▶ [TASK DIRECTIONS]
Set down the whole listing verbatim.

::: RECORD SET :::

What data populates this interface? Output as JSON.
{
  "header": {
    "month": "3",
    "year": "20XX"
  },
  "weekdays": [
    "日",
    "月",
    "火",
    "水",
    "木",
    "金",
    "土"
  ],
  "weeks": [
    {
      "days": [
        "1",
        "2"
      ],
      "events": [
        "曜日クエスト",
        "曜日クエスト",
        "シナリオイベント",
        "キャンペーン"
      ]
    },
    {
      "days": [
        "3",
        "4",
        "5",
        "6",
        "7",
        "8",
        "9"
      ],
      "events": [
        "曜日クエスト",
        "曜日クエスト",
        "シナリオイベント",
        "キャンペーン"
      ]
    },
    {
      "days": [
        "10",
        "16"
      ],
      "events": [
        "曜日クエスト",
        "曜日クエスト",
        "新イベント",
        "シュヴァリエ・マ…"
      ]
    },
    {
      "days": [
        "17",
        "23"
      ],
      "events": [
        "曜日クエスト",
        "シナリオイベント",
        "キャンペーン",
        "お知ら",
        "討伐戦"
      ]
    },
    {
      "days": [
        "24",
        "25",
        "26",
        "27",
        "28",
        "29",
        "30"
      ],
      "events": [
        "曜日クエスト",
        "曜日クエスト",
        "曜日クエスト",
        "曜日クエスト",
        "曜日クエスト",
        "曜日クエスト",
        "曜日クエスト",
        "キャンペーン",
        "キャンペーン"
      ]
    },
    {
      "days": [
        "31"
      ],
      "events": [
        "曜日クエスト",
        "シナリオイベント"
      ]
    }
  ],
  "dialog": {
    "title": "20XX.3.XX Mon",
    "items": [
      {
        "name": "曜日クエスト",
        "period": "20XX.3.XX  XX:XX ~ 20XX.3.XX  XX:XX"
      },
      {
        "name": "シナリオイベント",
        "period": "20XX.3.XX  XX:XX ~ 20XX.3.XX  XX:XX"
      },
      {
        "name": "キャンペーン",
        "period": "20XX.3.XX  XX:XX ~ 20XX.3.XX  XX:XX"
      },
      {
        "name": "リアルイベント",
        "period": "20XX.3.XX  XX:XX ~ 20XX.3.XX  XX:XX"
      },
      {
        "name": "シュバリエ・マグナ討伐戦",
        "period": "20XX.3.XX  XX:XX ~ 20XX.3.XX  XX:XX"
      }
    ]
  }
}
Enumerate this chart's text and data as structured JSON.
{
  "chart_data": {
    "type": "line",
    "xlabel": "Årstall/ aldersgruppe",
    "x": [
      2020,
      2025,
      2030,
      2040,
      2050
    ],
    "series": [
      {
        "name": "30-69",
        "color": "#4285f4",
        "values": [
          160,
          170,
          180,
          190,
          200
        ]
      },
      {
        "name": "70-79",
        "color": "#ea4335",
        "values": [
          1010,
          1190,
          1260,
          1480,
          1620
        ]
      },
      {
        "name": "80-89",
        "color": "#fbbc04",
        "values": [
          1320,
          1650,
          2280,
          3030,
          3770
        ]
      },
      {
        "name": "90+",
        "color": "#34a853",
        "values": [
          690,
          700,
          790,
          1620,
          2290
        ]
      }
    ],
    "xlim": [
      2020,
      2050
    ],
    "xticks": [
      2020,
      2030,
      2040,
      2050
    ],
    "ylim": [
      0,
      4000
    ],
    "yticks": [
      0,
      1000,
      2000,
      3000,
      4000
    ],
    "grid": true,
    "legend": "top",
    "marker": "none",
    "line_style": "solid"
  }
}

:::

▶ [EXERCISE OUTPUT]
What data populates this interface? Output as JSON.
{
  "header": {
    "month": "3",
    "year": "20XX"
  },
  "weekdays": [
    "日",
    "月",
    "火",
    "水",
    "木",
    "金",
    "土"
  ],
  "weeks": [
    {
      "days": [
        "1",
        "2"
      ],
      "events": [
        "曜日クエスト",
        "曜日クエスト",
        "シナリオイベント",
        "キャンペーン"
      ]
    },
    {
      "days": [
        "3",
        "4",
        "5",
        "6",
        "7",
        "8",
        "9"
      ],
      "events": [
        "曜日クエスト",
        "曜日クエスト",
        "シナリオイベント",
        "キャンペーン"
      ]
    },
    {
      "days": [
        "10",
        "16"
      ],
      "events": [
        "曜日クエスト",
        "曜日クエスト",
        "新イベント",
        "シュヴァリエ・マ…"
      ]
    },
    {
      "days": [
        "17",
        "23"
      ],
      "events": [
        "曜日クエスト",
        "シナリオイベント",
        "キャンペーン",
        "お知ら",
        "討伐戦"
      ]
    },
    {
      "days": [
        "24",
        "25",
        "26",
        "27",
        "28",
        "29",
        "30"
      ],
      "events": [
        "曜日クエスト",
        "曜日クエスト",
        "曜日クエスト",
        "曜日クエスト",
        "曜日クエスト",
        "曜日クエスト",
        "曜日クエスト",
        "キャンペーン",
        "キャンペーン"
      ]
    },
    {
      "days": [
        "31"
      ],
      "events": [
        "曜日クエスト",
        "シナリオイベント"
      ]
    }
  ],
  "dialog": {
    "title": "20XX.3.XX Mon",
    "items": [
      {
        "name": "曜日クエスト",
        "period": "20XX.3.XX  XX:XX ~ 20XX.3.XX  XX:XX"
      },
      {
        "name": "シナリオイベント",
        "period": "20XX.3.XX  XX:XX ~ 20XX.3.XX  XX:XX"
      },
      {
        "name": "キャンペーン",
        "period": "20XX.3.XX  XX:XX ~ 20XX.3.XX  XX:XX"
      },
      {
        "name": "リアルイベント",
        "period": "20XX.3.XX  XX:XX ~ 20XX.3.XX  XX:XX"
      },
      {
        "name": "シュバリエ・マグナ討伐戦",
        "period": "20XX.3.XX  XX:XX ~ 20XX.3.XX  XX:XX"
      }
    ]
  }
}
Enumerate this chart's text and data as structured JSON.
{
  "chart_data": {
    "type": "line",
    "xlabel": "Årstall/ aldersgruppe",
    "x": [
      2020,
      2025,
      2030,
      2040,
      2050
    ],
    "series": [
      {
        "name": "30-69",
        "color": "#4285f4",
        "values": [
          160,
          170,
          180,
          190,
          200
        ]
      },
      {
        "name": "70-79",
        "color": "#ea4335",
        "values": [
          1010,
          1190,
          1260,
          1480,
          1620
        ]
      },
      {
        "name": "80-89",
        "color": "#fbbc04",
        "values": [
          1320,
          1650,
          2280,
          3030,
          3770
        ]
      },
      {
        "name": "90+",
        "color": "#34a853",
        "values": [
          690,
          700,
          790,
          1620,
          2290
        ]
      }
    ],
    "xlim": [
      2020,
      2050
    ],
    "xticks": [
      2020,
      2030,
      2040,
      2050
    ],
    "ylim": [
      0,
      4000
    ],
    "yticks": [
      0,
      1000,
      2000,
      3000,
      4000
    ],
    "grid": true,
    "legend": "top",
    "marker": "none",
    "line_style": "solid"
  }
}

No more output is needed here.